# Given data start
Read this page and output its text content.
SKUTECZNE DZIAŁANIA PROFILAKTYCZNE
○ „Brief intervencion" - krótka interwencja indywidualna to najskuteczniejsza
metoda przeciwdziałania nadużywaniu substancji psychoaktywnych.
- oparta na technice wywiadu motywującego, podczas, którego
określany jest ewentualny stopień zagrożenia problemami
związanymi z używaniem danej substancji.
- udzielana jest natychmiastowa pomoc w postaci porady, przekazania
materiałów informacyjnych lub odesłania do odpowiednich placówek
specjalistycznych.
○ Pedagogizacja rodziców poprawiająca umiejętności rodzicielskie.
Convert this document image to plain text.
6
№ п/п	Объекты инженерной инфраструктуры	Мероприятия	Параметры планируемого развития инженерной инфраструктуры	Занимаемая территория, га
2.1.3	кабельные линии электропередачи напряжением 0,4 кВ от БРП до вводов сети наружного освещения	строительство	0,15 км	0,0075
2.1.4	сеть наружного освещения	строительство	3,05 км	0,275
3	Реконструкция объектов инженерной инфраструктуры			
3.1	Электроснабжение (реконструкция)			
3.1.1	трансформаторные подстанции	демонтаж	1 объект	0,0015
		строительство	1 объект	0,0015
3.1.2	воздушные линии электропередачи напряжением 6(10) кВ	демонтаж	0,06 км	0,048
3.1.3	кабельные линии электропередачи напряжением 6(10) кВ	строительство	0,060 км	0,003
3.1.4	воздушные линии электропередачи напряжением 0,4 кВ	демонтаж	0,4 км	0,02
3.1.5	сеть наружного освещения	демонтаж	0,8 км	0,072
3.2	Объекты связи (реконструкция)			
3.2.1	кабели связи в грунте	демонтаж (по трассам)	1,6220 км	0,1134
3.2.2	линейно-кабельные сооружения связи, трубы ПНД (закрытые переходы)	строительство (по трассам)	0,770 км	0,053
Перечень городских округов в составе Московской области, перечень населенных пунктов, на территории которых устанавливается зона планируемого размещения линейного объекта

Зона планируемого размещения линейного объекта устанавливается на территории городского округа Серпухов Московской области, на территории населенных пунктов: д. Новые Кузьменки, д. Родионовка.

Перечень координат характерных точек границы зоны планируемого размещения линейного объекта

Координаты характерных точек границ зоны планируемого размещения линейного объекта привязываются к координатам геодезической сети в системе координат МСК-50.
# Given data end
# Aim of the exercise
Nothing but the lines from the one with "Convert this document image to plain text." through the last line should be repeated, each exactly as it stands.

# Correct output
Convert this document image to plain text.
6
№ п/п	Объекты инженерной инфраструктуры	Мероприятия	Параметры планируемого развития инженерной инфраструктуры	Занимаемая территория, га
2.1.3	кабельные линии электропередачи напряжением 0,4 кВ от БРП до вводов сети наружного освещения	строительство	0,15 км	0,0075
2.1.4	сеть наружного освещения	строительство	3,05 км	0,275
3	Реконструкция объектов инженерной инфраструктуры			
3.1	Электроснабжение (реконструкция)			
3.1.1	трансформаторные подстанции	демонтаж	1 объект	0,0015
		строительство	1 объект	0,0015
3.1.2	воздушные линии электропередачи напряжением 6(10) кВ	демонтаж	0,06 км	0,048
3.1.3	кабельные линии электропередачи напряжением 6(10) кВ	строительство	0,060 км	0,003
3.1.4	воздушные линии электропередачи напряжением 0,4 кВ	демонтаж	0,4 км	0,02
3.1.5	сеть наружного освещения	демонтаж	0,8 км	0,072
3.2	Объекты связи (реконструкция)			
3.2.1	кабели связи в грунте	демонтаж (по трассам)	1,6220 км	0,1134
3.2.2	линейно-кабельные сооружения связи, трубы ПНД (закрытые переходы)	строительство (по трассам)	0,770 км	0,053
Перечень городских округов в составе Московской области, перечень населенных пунктов, на территории которых устанавливается зона планируемого размещения линейного объекта

Зона планируемого размещения линейного объекта устанавливается на территории городского округа Серпухов Московской области, на территории населенных пунктов: д. Новые Кузьменки, д. Родионовка.

Перечень координат характерных точек границы зоны планируемого размещения линейного объекта

Координаты характерных точек границ зоны планируемого размещения линейного объекта привязываются к координатам геодезической сети в системе координат МСК-50.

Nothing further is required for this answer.